■ Exercise directions:
Copy the data precisely, keeping every character.
>> start Records provided
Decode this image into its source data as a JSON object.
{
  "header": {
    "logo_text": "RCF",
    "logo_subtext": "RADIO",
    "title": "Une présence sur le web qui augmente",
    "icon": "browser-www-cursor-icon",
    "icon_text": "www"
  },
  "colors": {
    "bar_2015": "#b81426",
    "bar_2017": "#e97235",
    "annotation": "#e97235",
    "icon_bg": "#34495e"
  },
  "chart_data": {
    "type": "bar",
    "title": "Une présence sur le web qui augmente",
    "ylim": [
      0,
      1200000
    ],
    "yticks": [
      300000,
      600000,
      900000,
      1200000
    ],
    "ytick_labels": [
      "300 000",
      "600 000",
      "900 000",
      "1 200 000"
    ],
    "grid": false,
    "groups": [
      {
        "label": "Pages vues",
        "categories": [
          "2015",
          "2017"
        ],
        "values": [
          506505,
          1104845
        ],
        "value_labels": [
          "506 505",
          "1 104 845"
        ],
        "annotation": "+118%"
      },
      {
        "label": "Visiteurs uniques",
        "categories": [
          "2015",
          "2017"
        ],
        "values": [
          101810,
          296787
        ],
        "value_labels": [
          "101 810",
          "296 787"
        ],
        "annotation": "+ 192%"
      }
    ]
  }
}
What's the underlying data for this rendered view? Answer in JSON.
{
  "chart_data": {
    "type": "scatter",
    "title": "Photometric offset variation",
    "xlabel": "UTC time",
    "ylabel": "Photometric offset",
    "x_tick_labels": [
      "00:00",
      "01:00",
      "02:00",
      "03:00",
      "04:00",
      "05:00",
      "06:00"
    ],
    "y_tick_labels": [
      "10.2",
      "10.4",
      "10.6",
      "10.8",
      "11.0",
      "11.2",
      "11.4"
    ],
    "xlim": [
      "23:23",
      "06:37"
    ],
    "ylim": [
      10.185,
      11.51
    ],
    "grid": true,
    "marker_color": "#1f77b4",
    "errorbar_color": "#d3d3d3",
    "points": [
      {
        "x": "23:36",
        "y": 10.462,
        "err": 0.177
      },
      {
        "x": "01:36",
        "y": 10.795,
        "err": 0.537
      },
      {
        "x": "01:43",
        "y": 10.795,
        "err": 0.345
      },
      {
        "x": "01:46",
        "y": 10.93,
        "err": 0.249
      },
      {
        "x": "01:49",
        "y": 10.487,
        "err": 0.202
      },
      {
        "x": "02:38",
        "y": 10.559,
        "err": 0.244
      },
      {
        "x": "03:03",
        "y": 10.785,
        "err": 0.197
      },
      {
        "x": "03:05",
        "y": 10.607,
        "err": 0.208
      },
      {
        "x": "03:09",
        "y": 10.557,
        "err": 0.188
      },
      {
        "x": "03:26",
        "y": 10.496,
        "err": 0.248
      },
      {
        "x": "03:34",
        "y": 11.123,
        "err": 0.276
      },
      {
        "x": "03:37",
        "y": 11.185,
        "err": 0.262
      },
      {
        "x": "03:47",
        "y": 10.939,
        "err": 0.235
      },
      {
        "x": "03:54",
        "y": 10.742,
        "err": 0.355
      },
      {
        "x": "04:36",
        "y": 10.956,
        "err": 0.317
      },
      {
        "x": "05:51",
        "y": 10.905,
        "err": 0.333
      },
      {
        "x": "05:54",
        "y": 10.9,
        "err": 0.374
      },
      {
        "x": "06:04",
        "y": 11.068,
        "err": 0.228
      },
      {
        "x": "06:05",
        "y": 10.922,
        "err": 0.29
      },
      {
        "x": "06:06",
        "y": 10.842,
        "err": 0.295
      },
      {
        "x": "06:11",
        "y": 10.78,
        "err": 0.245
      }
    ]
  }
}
>> end Records provided
■ Final result:
Decode this image into its source data as a JSON object.
{
  "header": {
    "logo_text": "RCF",
    "logo_subtext": "RADIO",
    "title": "Une présence sur le web qui augmente",
    "icon": "browser-www-cursor-icon",
    "icon_text": "www"
  },
  "colors": {
    "bar_2015": "#b81426",
    "bar_2017": "#e97235",
    "annotation": "#e97235",
    "icon_bg": "#34495e"
  },
  "chart_data": {
    "type": "bar",
    "title": "Une présence sur le web qui augmente",
    "ylim": [
      0,
      1200000
    ],
    "yticks": [
      300000,
      600000,
      900000,
      1200000
    ],
    "ytick_labels": [
      "300 000",
      "600 000",
      "900 000",
      "1 200 000"
    ],
    "grid": false,
    "groups": [
      {
        "label": "Pages vues",
        "categories": [
          "2015",
          "2017"
        ],
        "values": [
          506505,
          1104845
        ],
        "value_labels": [
          "506 505",
          "1 104 845"
        ],
        "annotation": "+118%"
      },
      {
        "label": "Visiteurs uniques",
        "categories": [
          "2015",
          "2017"
        ],
        "values": [
          101810,
          296787
        ],
        "value_labels": [
          "101 810",
          "296 787"
        ],
        "annotation": "+ 192%"
      }
    ]
  }
}
What's the underlying data for this rendered view? Answer in JSON.
{
  "chart_data": {
    "type": "scatter",
    "title": "Photometric offset variation",
    "xlabel": "UTC time",
    "ylabel": "Photometric offset",
    "x_tick_labels": [
      "00:00",
      "01:00",
      "02:00",
      "03:00",
      "04:00",
      "05:00",
      "06:00"
    ],
    "y_tick_labels": [
      "10.2",
      "10.4",
      "10.6",
      "10.8",
      "11.0",
      "11.2",
      "11.4"
    ],
    "xlim": [
      "23:23",
      "06:37"
    ],
    "ylim": [
      10.185,
      11.51
    ],
    "grid": true,
    "marker_color": "#1f77b4",
    "errorbar_color": "#d3d3d3",
    "points": [
      {
        "x": "23:36",
        "y": 10.462,
        "err": 0.177
      },
      {
        "x": "01:36",
        "y": 10.795,
        "err": 0.537
      },
      {
        "x": "01:43",
        "y": 10.795,
        "err": 0.345
      },
      {
        "x": "01:46",
        "y": 10.93,
        "err": 0.249
      },
      {
        "x": "01:49",
        "y": 10.487,
        "err": 0.202
      },
      {
        "x": "02:38",
        "y": 10.559,
        "err": 0.244
      },
      {
        "x": "03:03",
        "y": 10.785,
        "err": 0.197
      },
      {
        "x": "03:05",
        "y": 10.607,
        "err": 0.208
      },
      {
        "x": "03:09",
        "y": 10.557,
        "err": 0.188
      },
      {
        "x": "03:26",
        "y": 10.496,
        "err": 0.248
      },
      {
        "x": "03:34",
        "y": 11.123,
        "err": 0.276
      },
      {
        "x": "03:37",
        "y": 11.185,
        "err": 0.262
      },
      {
        "x": "03:47",
        "y": 10.939,
        "err": 0.235
      },
      {
        "x": "03:54",
        "y": 10.742,
        "err": 0.355
      },
      {
        "x": "04:36",
        "y": 10.956,
        "err": 0.317
      },
      {
        "x": "05:51",
        "y": 10.905,
        "err": 0.333
      },
      {
        "x": "05:54",
        "y": 10.9,
        "err": 0.374
      },
      {
        "x": "06:04",
        "y": 11.068,
        "err": 0.228
      },
      {
        "x": "06:05",
        "y": 10.922,
        "err": 0.29
      },
      {
        "x": "06:06",
        "y": 10.842,
        "err": 0.295
      },
      {
        "x": "06:11",
        "y": 10.78,
        "err": 0.245
      }
    ]
  }
}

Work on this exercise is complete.